** start **

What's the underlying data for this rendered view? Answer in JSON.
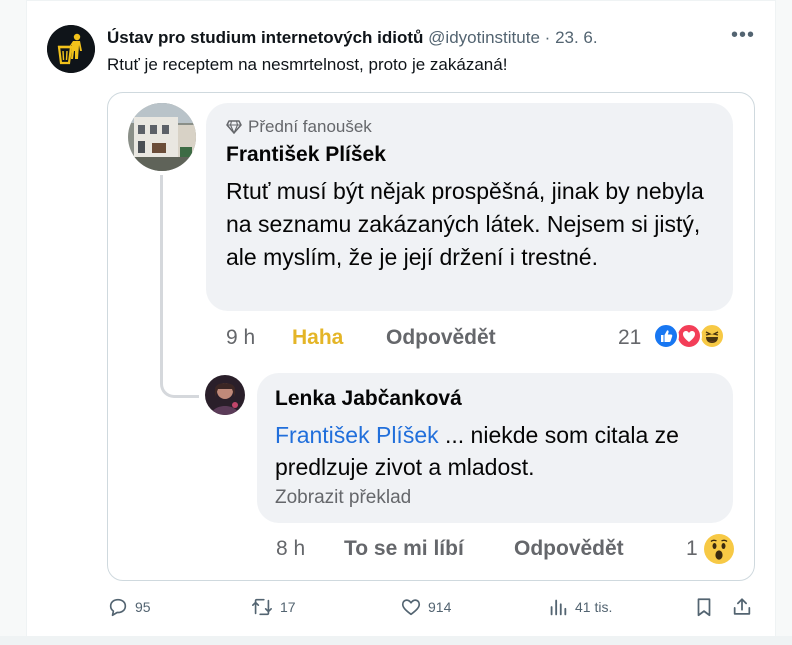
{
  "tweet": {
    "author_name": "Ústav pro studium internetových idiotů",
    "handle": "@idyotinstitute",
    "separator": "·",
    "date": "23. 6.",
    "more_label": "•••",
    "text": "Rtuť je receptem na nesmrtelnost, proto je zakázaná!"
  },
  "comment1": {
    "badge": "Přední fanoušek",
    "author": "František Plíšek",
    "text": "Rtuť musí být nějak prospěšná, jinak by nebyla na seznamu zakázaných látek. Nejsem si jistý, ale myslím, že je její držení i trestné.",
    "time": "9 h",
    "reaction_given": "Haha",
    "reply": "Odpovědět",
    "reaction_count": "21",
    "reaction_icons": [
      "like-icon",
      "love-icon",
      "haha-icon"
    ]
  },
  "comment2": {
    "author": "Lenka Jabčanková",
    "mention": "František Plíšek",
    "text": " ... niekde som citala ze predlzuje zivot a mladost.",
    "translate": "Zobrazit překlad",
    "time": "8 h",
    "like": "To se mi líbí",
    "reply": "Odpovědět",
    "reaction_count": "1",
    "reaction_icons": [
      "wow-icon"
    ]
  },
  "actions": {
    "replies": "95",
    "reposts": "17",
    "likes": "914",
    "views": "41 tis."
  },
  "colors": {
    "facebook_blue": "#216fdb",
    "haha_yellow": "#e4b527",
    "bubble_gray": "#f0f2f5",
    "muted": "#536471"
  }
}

** end **

» **Task description**: Every line above should be returned word for word, with the pictures left behind.

» **Solution to this task**:
What's the underlying data for this rendered view? Answer in JSON.
{
  "tweet": {
    "author_name": "Ústav pro studium internetových idiotů",
    "handle": "@idyotinstitute",
    "separator": "·",
    "date": "23. 6.",
    "more_label": "•••",
    "text": "Rtuť je receptem na nesmrtelnost, proto je zakázaná!"
  },
  "comment1": {
    "badge": "Přední fanoušek",
    "author": "František Plíšek",
    "text": "Rtuť musí být nějak prospěšná, jinak by nebyla na seznamu zakázaných látek. Nejsem si jistý, ale myslím, že je její držení i trestné.",
    "time": "9 h",
    "reaction_given": "Haha",
    "reply": "Odpovědět",
    "reaction_count": "21",
    "reaction_icons": [
      "like-icon",
      "love-icon",
      "haha-icon"
    ]
  },
  "comment2": {
    "author": "Lenka Jabčanková",
    "mention": "František Plíšek",
    "text": " ... niekde som citala ze predlzuje zivot a mladost.",
    "translate": "Zobrazit překlad",
    "time": "8 h",
    "like": "To se mi líbí",
    "reply": "Odpovědět",
    "reaction_count": "1",
    "reaction_icons": [
      "wow-icon"
    ]
  },
  "actions": {
    "replies": "95",
    "reposts": "17",
    "likes": "914",
    "views": "41 tis."
  },
  "colors": {
    "facebook_blue": "#216fdb",
    "haha_yellow": "#e4b527",
    "bubble_gray": "#f0f2f5",
    "muted": "#536471"
  }
}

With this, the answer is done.